● **Work to be completed**
Exclude the pictures, then copy all remaining records exactly.

********

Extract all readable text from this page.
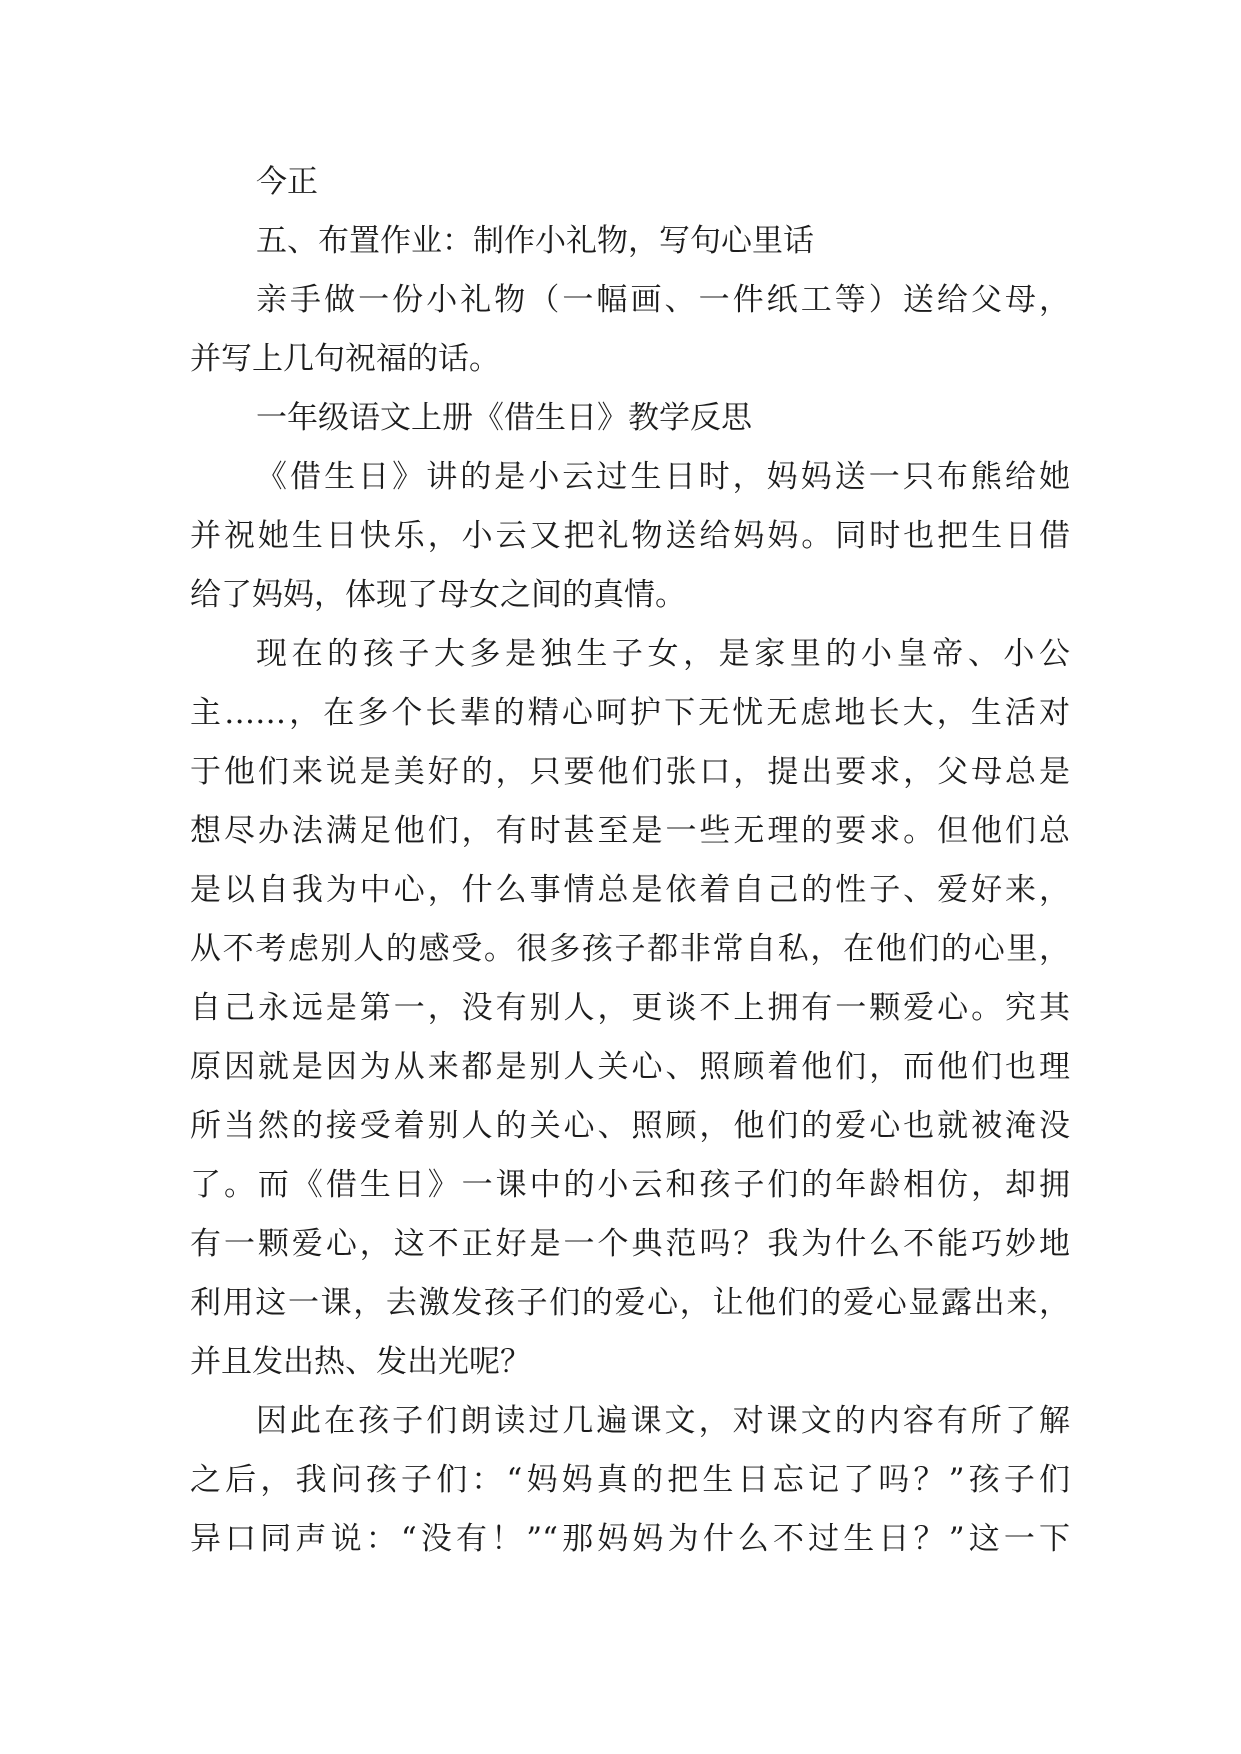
今正
五、布置作业：制作小礼物，写句心里话
亲手做一份小礼物（一幅画、一件纸工等）送给父母，
并写上几句祝福的话。
一年级语文上册《借生日》教学反思
《借生日》讲的是小云过生日时，妈妈送一只布熊给她
并祝她生日快乐，小云又把礼物送给妈妈。同时也把生日借
给了妈妈，体现了母女之间的真情。
现在的孩子大多是独生子女，是家里的小皇帝、小公
主……，在多个长辈的精心呵护下无忧无虑地长大，生活对
于他们来说是美好的，只要他们张口，提出要求，父母总是
想尽办法满足他们，有时甚至是一些无理的要求。但他们总
是以自我为中心，什么事情总是依着自己的性子、爱好来，
从不考虑别人的感受。很多孩子都非常自私，在他们的心里，
自己永远是第一，没有别人，更谈不上拥有一颗爱心。究其
原因就是因为从来都是别人关心、照顾着他们，而他们也理
所当然的接受着别人的关心、照顾，他们的爱心也就被淹没
了。而《借生日》一课中的小云和孩子们的年龄相仿，却拥
有一颗爱心，这不正好是一个典范吗？我为什么不能巧妙地
利用这一课，去激发孩子们的爱心，让他们的爱心显露出来，
并且发出热、发出光呢？
因此在孩子们朗读过几遍课文，对课文的内容有所了解
之后，我问孩子们：“妈妈真的把生日忘记了吗？”孩子们
异口同声说：“没有！”“那妈妈为什么不过生日？”这一下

********

● **Solution to the exercise**
Extract all readable text from this page.
今正
五、布置作业：制作小礼物，写句心里话
亲手做一份小礼物（一幅画、一件纸工等）送给父母，
并写上几句祝福的话。
一年级语文上册《借生日》教学反思
《借生日》讲的是小云过生日时，妈妈送一只布熊给她
并祝她生日快乐，小云又把礼物送给妈妈。同时也把生日借
给了妈妈，体现了母女之间的真情。
现在的孩子大多是独生子女，是家里的小皇帝、小公
主……，在多个长辈的精心呵护下无忧无虑地长大，生活对
于他们来说是美好的，只要他们张口，提出要求，父母总是
想尽办法满足他们，有时甚至是一些无理的要求。但他们总
是以自我为中心，什么事情总是依着自己的性子、爱好来，
从不考虑别人的感受。很多孩子都非常自私，在他们的心里，
自己永远是第一，没有别人，更谈不上拥有一颗爱心。究其
原因就是因为从来都是别人关心、照顾着他们，而他们也理
所当然的接受着别人的关心、照顾，他们的爱心也就被淹没
了。而《借生日》一课中的小云和孩子们的年龄相仿，却拥
有一颗爱心，这不正好是一个典范吗？我为什么不能巧妙地
利用这一课，去激发孩子们的爱心，让他们的爱心显露出来，
并且发出热、发出光呢？
因此在孩子们朗读过几遍课文，对课文的内容有所了解
之后，我问孩子们：“妈妈真的把生日忘记了吗？”孩子们
异口同声说：“没有！”“那妈妈为什么不过生日？”这一下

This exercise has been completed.